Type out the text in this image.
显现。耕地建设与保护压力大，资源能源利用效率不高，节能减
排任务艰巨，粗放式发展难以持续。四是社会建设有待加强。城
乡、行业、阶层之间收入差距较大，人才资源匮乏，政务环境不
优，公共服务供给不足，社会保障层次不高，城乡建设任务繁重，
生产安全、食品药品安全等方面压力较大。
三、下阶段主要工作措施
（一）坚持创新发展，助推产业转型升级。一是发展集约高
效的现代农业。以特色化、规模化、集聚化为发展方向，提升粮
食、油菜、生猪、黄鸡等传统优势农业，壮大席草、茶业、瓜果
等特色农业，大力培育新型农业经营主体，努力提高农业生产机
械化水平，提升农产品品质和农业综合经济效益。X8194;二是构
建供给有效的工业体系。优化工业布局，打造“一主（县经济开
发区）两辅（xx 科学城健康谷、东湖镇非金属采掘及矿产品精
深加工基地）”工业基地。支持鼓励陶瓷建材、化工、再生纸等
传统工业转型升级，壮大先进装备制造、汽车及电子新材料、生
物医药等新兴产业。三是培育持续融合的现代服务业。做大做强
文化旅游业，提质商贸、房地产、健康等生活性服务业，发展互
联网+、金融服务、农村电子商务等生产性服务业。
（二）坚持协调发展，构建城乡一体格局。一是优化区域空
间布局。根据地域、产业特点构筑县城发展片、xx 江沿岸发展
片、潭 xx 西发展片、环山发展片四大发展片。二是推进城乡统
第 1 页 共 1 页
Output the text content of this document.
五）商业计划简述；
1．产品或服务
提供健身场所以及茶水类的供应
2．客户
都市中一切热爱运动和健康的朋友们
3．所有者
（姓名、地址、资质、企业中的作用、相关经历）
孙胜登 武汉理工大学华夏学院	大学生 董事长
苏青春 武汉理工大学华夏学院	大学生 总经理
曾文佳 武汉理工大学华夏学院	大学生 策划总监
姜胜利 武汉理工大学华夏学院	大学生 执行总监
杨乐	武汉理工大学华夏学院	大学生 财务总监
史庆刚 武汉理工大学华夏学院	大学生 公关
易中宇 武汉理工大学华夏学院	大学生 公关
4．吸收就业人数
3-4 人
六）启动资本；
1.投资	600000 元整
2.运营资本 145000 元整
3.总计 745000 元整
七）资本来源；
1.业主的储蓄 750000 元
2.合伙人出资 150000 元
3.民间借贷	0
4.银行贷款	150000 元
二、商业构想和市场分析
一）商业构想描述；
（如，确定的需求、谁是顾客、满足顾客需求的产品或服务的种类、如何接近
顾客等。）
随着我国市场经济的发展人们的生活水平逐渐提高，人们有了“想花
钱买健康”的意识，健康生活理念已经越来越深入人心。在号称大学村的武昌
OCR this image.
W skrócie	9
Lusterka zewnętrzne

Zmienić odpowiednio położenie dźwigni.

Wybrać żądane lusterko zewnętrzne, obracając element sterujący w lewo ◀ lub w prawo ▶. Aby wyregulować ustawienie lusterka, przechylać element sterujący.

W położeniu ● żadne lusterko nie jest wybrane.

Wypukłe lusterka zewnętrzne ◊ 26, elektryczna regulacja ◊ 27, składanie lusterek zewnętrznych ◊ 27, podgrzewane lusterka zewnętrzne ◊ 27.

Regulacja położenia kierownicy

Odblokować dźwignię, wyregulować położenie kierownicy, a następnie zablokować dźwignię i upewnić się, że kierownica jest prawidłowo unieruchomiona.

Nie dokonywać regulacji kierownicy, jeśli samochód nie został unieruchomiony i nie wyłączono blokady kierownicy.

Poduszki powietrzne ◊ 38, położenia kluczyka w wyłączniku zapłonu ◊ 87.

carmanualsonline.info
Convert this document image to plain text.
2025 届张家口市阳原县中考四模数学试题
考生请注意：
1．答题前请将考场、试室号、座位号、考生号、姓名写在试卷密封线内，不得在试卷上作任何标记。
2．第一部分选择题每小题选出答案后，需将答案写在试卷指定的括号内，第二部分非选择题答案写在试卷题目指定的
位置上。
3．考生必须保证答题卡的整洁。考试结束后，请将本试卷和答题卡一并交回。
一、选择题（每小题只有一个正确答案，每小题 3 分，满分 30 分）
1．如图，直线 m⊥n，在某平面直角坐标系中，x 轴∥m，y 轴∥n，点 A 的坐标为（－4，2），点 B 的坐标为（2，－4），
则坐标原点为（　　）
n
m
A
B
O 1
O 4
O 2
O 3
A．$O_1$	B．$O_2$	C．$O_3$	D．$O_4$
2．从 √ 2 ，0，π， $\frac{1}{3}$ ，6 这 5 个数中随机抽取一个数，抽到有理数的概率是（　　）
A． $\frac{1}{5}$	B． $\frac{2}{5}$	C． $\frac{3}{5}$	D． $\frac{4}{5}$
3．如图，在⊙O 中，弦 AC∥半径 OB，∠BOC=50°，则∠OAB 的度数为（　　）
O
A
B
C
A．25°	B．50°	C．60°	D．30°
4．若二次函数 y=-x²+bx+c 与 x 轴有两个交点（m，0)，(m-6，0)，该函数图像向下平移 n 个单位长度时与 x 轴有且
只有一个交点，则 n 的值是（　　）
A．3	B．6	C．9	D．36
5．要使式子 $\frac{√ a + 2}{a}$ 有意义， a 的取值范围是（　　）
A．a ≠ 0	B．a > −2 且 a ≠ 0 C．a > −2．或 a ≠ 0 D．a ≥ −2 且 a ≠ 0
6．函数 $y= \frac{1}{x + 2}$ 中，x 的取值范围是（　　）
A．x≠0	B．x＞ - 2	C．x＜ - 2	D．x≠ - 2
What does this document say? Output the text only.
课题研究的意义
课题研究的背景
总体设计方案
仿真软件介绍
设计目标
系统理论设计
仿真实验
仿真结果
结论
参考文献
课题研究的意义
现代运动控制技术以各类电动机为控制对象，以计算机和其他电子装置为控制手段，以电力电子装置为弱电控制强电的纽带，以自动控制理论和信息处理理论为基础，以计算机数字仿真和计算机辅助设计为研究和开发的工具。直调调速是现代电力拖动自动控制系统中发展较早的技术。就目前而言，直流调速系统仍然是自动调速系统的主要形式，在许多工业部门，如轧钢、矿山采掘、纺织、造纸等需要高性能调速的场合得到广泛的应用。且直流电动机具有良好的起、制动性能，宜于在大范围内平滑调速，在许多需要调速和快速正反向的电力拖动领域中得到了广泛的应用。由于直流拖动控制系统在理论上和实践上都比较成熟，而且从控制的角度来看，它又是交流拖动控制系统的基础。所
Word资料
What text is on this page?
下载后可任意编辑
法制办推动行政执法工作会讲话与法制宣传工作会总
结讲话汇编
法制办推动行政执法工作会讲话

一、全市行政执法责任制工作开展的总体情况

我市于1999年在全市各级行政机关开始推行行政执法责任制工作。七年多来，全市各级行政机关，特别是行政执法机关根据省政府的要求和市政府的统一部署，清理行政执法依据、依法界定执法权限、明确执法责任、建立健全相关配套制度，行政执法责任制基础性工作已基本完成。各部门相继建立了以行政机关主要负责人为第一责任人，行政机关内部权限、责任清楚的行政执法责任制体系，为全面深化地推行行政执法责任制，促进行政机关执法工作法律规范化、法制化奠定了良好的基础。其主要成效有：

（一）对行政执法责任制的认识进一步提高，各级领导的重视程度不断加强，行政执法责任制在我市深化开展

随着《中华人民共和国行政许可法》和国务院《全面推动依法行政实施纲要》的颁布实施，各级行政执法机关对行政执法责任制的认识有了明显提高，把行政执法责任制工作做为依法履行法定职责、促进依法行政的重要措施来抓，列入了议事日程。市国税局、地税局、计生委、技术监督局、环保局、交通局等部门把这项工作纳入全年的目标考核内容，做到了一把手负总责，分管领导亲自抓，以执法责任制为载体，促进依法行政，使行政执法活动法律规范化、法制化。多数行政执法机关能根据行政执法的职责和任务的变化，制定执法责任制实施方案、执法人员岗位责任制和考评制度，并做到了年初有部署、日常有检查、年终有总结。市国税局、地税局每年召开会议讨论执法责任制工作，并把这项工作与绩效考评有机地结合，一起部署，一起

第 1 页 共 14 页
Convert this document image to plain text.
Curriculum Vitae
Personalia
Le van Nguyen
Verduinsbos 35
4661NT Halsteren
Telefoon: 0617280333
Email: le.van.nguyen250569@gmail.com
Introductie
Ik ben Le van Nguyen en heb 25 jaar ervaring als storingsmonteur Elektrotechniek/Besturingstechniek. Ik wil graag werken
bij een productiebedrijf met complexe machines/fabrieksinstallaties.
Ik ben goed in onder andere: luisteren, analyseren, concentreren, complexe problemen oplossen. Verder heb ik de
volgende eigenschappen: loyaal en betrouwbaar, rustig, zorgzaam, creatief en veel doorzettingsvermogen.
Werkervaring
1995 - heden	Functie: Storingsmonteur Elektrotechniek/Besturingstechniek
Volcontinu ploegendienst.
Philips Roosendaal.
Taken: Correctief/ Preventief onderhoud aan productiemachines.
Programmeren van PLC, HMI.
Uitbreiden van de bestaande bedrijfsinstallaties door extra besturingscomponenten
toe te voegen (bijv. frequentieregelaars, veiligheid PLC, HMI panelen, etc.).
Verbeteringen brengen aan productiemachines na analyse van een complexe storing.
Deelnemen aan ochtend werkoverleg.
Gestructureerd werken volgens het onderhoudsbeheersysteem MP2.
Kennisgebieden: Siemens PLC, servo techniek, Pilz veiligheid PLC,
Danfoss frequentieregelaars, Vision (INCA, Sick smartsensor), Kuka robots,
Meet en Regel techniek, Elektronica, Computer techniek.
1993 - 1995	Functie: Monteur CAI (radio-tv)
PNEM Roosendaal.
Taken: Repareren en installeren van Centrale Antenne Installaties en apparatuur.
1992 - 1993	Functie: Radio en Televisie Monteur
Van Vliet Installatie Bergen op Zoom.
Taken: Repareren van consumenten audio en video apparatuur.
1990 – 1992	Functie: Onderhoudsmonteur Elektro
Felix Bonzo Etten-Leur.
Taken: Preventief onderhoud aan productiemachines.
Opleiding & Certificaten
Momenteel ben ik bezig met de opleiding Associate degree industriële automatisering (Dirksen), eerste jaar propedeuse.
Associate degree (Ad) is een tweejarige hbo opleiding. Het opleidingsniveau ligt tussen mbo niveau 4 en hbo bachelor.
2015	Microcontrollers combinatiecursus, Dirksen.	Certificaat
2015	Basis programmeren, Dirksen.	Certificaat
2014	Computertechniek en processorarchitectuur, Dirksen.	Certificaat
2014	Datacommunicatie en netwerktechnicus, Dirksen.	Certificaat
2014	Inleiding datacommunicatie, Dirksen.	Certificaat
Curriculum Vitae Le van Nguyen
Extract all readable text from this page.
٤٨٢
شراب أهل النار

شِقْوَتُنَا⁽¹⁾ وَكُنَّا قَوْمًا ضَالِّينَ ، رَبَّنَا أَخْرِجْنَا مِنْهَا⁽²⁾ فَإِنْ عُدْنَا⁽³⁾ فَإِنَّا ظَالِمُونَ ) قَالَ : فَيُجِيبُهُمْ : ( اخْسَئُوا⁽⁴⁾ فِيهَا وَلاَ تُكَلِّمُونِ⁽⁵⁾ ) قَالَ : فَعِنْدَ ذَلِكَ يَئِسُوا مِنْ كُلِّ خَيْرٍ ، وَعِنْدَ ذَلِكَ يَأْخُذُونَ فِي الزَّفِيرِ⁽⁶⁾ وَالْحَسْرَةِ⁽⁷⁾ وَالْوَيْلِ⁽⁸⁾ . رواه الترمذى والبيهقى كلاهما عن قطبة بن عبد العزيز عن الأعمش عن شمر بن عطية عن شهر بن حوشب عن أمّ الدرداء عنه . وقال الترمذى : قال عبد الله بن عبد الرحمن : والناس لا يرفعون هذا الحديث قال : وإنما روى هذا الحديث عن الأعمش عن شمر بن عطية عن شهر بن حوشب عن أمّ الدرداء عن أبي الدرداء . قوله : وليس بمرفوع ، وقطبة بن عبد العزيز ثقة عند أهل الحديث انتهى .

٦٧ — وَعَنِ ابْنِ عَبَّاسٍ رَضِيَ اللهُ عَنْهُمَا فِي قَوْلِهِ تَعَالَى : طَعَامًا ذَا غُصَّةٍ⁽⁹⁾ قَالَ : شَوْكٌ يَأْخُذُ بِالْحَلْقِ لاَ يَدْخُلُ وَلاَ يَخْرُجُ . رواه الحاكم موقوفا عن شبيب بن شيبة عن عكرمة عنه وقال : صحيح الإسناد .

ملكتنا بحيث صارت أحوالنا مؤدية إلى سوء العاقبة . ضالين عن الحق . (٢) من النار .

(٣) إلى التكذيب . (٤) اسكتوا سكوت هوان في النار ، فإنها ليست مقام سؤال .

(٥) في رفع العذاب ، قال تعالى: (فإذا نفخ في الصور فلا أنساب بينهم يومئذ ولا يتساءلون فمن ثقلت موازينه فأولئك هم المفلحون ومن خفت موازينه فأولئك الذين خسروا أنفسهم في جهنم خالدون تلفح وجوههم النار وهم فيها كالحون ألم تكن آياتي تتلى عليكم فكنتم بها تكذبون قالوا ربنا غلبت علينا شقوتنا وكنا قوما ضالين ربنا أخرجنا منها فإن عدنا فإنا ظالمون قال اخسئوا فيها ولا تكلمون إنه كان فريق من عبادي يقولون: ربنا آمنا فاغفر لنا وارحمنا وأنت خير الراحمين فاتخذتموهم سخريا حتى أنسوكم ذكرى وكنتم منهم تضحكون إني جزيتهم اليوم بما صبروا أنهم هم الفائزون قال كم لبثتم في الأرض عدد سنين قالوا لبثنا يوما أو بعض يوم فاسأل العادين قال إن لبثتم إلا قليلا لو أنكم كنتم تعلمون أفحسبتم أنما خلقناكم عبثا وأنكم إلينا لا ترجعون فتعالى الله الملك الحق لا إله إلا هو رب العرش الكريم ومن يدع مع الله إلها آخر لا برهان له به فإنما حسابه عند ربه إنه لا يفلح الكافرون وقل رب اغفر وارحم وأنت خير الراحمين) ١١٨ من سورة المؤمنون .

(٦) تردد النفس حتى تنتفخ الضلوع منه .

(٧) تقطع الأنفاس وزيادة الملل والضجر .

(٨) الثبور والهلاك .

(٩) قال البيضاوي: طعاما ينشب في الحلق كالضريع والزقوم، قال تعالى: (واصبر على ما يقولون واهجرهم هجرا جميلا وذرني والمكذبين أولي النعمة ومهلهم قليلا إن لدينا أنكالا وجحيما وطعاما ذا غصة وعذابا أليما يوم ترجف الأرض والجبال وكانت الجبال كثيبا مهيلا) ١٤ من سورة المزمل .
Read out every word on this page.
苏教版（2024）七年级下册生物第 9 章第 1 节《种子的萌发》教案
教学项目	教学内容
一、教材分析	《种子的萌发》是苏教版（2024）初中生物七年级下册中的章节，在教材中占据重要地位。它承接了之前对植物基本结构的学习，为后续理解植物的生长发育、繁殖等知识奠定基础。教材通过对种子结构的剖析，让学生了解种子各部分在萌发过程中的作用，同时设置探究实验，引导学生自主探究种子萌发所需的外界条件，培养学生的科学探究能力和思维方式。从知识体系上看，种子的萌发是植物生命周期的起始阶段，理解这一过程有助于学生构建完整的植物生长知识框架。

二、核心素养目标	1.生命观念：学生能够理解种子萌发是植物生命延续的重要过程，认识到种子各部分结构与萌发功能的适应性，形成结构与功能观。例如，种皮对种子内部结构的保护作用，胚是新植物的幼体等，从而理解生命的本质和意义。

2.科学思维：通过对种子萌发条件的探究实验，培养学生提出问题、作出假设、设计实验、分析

☆ ☆ ☆ ☆

> _Set task_
Work out how many lines of the listing above include "وقال". Answer with the number and nothing more.

> _Complete output_
2